▶ _What is required_: Within the material below, find each line bearing the word "Carnival" and present it.

▶ _Records about charts and figures_:
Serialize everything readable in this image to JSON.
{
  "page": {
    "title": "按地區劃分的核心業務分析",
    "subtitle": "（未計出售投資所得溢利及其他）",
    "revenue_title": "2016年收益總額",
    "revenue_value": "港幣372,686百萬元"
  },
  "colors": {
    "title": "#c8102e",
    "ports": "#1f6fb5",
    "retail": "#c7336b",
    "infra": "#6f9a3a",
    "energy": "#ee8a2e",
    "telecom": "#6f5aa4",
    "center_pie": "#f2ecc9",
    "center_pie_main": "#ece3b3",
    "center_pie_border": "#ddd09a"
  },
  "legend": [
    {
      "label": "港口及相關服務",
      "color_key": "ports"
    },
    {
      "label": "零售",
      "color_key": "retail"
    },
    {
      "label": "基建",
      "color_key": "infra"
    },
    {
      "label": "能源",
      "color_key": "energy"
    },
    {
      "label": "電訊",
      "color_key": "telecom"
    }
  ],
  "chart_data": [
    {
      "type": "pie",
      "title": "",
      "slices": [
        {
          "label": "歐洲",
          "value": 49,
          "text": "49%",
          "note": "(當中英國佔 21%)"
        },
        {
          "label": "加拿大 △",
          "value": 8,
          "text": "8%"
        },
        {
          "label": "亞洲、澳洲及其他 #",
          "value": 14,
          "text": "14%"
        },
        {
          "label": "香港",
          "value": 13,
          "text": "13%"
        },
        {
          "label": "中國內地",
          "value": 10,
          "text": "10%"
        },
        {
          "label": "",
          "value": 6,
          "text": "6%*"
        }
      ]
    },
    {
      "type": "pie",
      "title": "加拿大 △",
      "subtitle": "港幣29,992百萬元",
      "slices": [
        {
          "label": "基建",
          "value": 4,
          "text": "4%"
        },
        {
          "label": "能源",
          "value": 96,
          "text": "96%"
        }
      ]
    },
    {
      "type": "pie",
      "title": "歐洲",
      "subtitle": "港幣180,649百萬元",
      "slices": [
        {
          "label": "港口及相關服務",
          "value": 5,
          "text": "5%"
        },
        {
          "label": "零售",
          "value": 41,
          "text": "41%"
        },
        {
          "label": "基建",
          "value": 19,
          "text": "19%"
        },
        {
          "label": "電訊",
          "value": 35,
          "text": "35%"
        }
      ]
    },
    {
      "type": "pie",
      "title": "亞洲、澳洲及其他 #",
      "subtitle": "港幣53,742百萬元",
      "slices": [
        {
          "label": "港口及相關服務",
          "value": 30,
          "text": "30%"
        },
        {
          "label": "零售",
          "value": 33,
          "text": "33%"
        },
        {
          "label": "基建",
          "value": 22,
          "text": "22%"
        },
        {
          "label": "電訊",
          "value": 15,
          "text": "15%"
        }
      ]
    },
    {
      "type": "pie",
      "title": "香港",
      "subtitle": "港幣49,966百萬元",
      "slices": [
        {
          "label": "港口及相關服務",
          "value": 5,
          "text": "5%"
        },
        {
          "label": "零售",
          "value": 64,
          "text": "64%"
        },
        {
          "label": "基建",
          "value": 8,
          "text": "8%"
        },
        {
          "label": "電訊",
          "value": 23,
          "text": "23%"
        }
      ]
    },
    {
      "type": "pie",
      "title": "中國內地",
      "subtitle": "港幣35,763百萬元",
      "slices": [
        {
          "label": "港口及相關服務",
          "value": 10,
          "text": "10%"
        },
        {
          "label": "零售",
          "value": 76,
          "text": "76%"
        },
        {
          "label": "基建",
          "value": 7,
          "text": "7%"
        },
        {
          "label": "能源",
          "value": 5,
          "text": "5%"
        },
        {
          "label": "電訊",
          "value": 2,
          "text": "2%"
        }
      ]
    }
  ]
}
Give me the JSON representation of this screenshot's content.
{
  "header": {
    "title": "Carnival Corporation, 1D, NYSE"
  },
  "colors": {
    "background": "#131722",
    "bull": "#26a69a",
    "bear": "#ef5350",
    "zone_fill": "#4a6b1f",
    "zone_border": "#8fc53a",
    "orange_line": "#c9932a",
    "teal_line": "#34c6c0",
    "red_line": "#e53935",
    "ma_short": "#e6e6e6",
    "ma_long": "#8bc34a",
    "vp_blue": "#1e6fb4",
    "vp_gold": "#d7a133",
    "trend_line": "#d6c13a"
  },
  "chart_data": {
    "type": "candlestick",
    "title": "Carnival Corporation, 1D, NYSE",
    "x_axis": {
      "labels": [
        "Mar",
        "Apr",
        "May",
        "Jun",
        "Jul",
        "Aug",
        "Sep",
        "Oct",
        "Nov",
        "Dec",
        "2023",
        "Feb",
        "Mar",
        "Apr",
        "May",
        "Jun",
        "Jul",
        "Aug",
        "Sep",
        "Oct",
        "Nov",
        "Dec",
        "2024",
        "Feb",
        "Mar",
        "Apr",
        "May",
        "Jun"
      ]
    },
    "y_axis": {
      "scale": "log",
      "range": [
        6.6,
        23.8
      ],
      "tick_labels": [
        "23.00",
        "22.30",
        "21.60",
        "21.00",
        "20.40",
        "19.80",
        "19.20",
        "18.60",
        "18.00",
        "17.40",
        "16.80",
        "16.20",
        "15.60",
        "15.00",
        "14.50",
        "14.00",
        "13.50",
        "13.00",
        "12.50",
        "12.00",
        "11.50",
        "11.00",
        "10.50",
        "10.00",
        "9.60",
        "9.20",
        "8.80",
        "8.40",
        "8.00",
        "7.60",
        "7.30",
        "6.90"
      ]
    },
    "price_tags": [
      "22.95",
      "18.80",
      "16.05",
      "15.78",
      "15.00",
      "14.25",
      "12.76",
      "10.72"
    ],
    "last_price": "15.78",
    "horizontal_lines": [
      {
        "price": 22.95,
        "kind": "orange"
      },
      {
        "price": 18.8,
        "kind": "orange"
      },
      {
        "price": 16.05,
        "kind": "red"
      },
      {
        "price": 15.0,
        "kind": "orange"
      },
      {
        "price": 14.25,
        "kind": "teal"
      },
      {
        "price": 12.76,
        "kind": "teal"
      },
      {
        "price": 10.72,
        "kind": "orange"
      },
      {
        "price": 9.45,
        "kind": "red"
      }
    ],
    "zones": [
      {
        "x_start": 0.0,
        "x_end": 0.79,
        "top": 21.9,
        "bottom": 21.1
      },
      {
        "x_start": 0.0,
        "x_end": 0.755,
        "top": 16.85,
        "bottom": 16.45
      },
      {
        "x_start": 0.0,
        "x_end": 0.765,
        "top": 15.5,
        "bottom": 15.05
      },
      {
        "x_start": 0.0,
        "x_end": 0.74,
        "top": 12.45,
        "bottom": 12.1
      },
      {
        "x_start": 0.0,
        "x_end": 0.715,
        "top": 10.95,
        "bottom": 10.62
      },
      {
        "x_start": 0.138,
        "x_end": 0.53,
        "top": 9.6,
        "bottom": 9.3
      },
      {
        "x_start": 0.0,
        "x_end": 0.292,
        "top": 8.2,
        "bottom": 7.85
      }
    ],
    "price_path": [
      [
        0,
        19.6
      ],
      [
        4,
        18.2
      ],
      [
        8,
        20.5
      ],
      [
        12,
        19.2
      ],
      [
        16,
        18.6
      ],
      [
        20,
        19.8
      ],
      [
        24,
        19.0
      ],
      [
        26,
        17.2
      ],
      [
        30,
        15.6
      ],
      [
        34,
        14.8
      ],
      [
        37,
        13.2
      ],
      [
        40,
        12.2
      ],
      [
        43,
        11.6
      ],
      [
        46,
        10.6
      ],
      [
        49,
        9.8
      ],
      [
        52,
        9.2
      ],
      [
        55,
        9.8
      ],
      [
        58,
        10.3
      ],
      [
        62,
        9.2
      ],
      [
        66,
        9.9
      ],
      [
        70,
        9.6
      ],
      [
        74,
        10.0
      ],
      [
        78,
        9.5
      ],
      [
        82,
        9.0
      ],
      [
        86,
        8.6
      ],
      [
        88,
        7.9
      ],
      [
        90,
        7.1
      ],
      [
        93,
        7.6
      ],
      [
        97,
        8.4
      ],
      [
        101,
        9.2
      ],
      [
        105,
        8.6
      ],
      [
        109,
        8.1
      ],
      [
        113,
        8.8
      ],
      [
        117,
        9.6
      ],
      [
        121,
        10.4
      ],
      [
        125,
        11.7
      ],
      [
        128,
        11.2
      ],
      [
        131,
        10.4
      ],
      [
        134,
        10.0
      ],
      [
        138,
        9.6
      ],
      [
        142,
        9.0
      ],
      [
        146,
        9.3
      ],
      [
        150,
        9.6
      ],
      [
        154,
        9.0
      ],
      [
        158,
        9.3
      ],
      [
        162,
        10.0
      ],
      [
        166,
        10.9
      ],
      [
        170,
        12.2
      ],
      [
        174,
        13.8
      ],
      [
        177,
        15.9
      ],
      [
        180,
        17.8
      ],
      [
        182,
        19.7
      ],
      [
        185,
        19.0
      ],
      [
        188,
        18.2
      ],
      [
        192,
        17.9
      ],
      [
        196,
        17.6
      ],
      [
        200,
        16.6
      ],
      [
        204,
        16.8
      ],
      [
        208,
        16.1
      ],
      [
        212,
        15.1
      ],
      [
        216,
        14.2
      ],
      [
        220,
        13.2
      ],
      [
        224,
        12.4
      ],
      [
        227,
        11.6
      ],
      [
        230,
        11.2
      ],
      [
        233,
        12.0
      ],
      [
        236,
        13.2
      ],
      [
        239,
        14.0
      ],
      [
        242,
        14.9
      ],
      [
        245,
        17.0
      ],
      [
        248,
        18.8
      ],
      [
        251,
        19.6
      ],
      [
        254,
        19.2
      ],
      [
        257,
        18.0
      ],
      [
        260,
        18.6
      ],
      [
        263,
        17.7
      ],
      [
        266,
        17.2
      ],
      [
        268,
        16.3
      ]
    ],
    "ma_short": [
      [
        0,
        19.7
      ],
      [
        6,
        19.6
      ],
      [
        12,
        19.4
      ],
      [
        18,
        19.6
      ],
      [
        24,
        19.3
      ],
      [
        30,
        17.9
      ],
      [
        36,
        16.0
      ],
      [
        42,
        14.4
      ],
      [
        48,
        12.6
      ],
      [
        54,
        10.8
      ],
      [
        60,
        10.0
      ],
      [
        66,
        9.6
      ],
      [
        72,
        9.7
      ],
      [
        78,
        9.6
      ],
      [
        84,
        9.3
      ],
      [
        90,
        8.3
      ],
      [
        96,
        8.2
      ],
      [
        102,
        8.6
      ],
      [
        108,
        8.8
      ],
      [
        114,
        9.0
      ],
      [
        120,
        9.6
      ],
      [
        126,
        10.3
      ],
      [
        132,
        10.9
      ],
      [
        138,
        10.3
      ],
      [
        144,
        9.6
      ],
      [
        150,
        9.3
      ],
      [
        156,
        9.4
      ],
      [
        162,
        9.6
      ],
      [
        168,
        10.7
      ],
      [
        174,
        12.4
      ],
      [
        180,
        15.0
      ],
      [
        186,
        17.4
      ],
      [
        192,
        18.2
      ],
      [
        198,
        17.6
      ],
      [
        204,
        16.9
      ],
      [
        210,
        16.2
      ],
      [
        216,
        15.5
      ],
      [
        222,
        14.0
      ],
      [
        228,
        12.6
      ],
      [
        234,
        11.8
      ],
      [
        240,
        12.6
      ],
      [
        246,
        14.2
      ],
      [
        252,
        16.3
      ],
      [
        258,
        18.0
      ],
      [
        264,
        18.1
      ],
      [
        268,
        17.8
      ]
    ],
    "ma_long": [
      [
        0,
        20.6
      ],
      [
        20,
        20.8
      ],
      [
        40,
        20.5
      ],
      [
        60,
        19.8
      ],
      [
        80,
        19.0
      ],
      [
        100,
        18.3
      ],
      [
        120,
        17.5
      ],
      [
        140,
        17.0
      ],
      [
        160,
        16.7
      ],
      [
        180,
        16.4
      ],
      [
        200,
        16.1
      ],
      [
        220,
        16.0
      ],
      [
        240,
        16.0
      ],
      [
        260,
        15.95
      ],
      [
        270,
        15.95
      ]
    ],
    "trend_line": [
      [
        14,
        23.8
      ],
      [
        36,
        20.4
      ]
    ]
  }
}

▶ _Answer for this exercise_:
    "title": "Carnival Corporation, 1D, NYSE"
    "title": "Carnival Corporation, 1D, NYSE",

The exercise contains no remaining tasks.